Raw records
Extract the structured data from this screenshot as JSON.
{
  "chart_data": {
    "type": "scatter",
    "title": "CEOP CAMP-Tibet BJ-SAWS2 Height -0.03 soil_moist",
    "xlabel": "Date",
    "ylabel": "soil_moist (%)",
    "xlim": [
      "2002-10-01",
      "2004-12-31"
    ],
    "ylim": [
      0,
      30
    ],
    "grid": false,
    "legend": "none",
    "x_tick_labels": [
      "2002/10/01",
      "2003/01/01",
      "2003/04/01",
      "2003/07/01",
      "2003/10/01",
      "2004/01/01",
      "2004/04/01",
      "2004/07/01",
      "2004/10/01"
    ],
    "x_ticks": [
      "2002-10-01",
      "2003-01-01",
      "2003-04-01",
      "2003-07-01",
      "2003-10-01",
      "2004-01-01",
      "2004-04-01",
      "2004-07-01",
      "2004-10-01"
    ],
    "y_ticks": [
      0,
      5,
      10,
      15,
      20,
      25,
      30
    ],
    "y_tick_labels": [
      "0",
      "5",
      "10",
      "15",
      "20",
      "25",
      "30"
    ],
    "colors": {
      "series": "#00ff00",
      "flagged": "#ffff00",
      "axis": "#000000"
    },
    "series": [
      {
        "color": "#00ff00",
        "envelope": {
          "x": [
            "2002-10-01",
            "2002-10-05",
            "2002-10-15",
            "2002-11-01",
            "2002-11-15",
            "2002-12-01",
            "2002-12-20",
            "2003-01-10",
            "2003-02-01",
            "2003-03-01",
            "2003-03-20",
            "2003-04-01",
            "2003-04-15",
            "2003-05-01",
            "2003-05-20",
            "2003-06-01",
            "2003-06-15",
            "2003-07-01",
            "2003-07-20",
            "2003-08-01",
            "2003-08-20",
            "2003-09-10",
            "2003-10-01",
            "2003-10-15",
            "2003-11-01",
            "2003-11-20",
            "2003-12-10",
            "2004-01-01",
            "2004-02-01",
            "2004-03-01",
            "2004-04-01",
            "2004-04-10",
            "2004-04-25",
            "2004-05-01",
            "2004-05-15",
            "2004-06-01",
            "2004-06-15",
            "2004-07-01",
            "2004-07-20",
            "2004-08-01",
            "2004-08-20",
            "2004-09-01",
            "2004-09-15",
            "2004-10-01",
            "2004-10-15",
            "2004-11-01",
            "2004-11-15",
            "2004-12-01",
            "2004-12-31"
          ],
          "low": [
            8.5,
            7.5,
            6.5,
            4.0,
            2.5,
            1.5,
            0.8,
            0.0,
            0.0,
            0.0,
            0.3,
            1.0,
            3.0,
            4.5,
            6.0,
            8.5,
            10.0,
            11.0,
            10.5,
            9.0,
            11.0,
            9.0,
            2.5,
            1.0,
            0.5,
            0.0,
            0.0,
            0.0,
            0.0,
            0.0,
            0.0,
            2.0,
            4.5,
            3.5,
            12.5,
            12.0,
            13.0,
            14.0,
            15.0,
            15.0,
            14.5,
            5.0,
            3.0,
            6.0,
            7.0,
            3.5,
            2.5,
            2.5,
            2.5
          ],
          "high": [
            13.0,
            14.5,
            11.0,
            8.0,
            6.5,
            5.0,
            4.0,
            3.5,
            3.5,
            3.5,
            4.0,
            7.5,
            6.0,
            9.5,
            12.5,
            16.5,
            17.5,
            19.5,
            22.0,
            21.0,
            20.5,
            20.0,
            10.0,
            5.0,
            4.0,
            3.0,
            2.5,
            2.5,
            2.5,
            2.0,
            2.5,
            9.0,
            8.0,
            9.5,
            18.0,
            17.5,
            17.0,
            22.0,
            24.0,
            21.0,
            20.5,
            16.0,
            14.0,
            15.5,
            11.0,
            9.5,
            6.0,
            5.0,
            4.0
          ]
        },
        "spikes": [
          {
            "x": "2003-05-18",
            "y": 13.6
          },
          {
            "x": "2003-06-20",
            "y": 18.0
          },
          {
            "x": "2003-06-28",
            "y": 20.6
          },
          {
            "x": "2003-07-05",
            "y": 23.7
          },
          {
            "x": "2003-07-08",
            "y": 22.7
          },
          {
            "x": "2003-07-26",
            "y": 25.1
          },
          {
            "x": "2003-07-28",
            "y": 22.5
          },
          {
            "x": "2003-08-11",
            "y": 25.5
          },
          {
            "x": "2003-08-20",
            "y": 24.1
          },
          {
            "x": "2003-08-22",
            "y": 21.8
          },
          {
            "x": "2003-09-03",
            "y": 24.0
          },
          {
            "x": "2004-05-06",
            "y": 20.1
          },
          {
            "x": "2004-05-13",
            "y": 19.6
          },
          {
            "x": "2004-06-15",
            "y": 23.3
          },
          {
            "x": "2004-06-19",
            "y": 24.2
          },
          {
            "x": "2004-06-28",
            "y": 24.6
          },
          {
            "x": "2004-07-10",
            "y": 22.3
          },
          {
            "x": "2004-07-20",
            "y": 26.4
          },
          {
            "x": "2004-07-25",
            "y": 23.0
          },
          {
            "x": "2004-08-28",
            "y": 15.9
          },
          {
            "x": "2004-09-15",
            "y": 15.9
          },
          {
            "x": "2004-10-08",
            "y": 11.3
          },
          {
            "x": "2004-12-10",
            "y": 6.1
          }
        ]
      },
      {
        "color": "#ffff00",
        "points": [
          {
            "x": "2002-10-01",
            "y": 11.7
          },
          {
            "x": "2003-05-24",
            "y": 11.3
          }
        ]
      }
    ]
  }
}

• _Exercise brief_: Repeat the lines above exactly.

• _The output_:
Extract the structured data from this screenshot as JSON.
{
  "chart_data": {
    "type": "scatter",
    "title": "CEOP CAMP-Tibet BJ-SAWS2 Height -0.03 soil_moist",
    "xlabel": "Date",
    "ylabel": "soil_moist (%)",
    "xlim": [
      "2002-10-01",
      "2004-12-31"
    ],
    "ylim": [
      0,
      30
    ],
    "grid": false,
    "legend": "none",
    "x_tick_labels": [
      "2002/10/01",
      "2003/01/01",
      "2003/04/01",
      "2003/07/01",
      "2003/10/01",
      "2004/01/01",
      "2004/04/01",
      "2004/07/01",
      "2004/10/01"
    ],
    "x_ticks": [
      "2002-10-01",
      "2003-01-01",
      "2003-04-01",
      "2003-07-01",
      "2003-10-01",
      "2004-01-01",
      "2004-04-01",
      "2004-07-01",
      "2004-10-01"
    ],
    "y_ticks": [
      0,
      5,
      10,
      15,
      20,
      25,
      30
    ],
    "y_tick_labels": [
      "0",
      "5",
      "10",
      "15",
      "20",
      "25",
      "30"
    ],
    "colors": {
      "series": "#00ff00",
      "flagged": "#ffff00",
      "axis": "#000000"
    },
    "series": [
      {
        "color": "#00ff00",
        "envelope": {
          "x": [
            "2002-10-01",
            "2002-10-05",
            "2002-10-15",
            "2002-11-01",
            "2002-11-15",
            "2002-12-01",
            "2002-12-20",
            "2003-01-10",
            "2003-02-01",
            "2003-03-01",
            "2003-03-20",
            "2003-04-01",
            "2003-04-15",
            "2003-05-01",
            "2003-05-20",
            "2003-06-01",
            "2003-06-15",
            "2003-07-01",
            "2003-07-20",
            "2003-08-01",
            "2003-08-20",
            "2003-09-10",
            "2003-10-01",
            "2003-10-15",
            "2003-11-01",
            "2003-11-20",
            "2003-12-10",
            "2004-01-01",
            "2004-02-01",
            "2004-03-01",
            "2004-04-01",
            "2004-04-10",
            "2004-04-25",
            "2004-05-01",
            "2004-05-15",
            "2004-06-01",
            "2004-06-15",
            "2004-07-01",
            "2004-07-20",
            "2004-08-01",
            "2004-08-20",
            "2004-09-01",
            "2004-09-15",
            "2004-10-01",
            "2004-10-15",
            "2004-11-01",
            "2004-11-15",
            "2004-12-01",
            "2004-12-31"
          ],
          "low": [
            8.5,
            7.5,
            6.5,
            4.0,
            2.5,
            1.5,
            0.8,
            0.0,
            0.0,
            0.0,
            0.3,
            1.0,
            3.0,
            4.5,
            6.0,
            8.5,
            10.0,
            11.0,
            10.5,
            9.0,
            11.0,
            9.0,
            2.5,
            1.0,
            0.5,
            0.0,
            0.0,
            0.0,
            0.0,
            0.0,
            0.0,
            2.0,
            4.5,
            3.5,
            12.5,
            12.0,
            13.0,
            14.0,
            15.0,
            15.0,
            14.5,
            5.0,
            3.0,
            6.0,
            7.0,
            3.5,
            2.5,
            2.5,
            2.5
          ],
          "high": [
            13.0,
            14.5,
            11.0,
            8.0,
            6.5,
            5.0,
            4.0,
            3.5,
            3.5,
            3.5,
            4.0,
            7.5,
            6.0,
            9.5,
            12.5,
            16.5,
            17.5,
            19.5,
            22.0,
            21.0,
            20.5,
            20.0,
            10.0,
            5.0,
            4.0,
            3.0,
            2.5,
            2.5,
            2.5,
            2.0,
            2.5,
            9.0,
            8.0,
            9.5,
            18.0,
            17.5,
            17.0,
            22.0,
            24.0,
            21.0,
            20.5,
            16.0,
            14.0,
            15.5,
            11.0,
            9.5,
            6.0,
            5.0,
            4.0
          ]
        },
        "spikes": [
          {
            "x": "2003-05-18",
            "y": 13.6
          },
          {
            "x": "2003-06-20",
            "y": 18.0
          },
          {
            "x": "2003-06-28",
            "y": 20.6
          },
          {
            "x": "2003-07-05",
            "y": 23.7
          },
          {
            "x": "2003-07-08",
            "y": 22.7
          },
          {
            "x": "2003-07-26",
            "y": 25.1
          },
          {
            "x": "2003-07-28",
            "y": 22.5
          },
          {
            "x": "2003-08-11",
            "y": 25.5
          },
          {
            "x": "2003-08-20",
            "y": 24.1
          },
          {
            "x": "2003-08-22",
            "y": 21.8
          },
          {
            "x": "2003-09-03",
            "y": 24.0
          },
          {
            "x": "2004-05-06",
            "y": 20.1
          },
          {
            "x": "2004-05-13",
            "y": 19.6
          },
          {
            "x": "2004-06-15",
            "y": 23.3
          },
          {
            "x": "2004-06-19",
            "y": 24.2
          },
          {
            "x": "2004-06-28",
            "y": 24.6
          },
          {
            "x": "2004-07-10",
            "y": 22.3
          },
          {
            "x": "2004-07-20",
            "y": 26.4
          },
          {
            "x": "2004-07-25",
            "y": 23.0
          },
          {
            "x": "2004-08-28",
            "y": 15.9
          },
          {
            "x": "2004-09-15",
            "y": 15.9
          },
          {
            "x": "2004-10-08",
            "y": 11.3
          },
          {
            "x": "2004-12-10",
            "y": 6.1
          }
        ]
      },
      {
        "color": "#ffff00",
        "points": [
          {
            "x": "2002-10-01",
            "y": 11.7
          },
          {
            "x": "2003-05-24",
            "y": 11.3
          }
        ]
      }
    ]
  }
}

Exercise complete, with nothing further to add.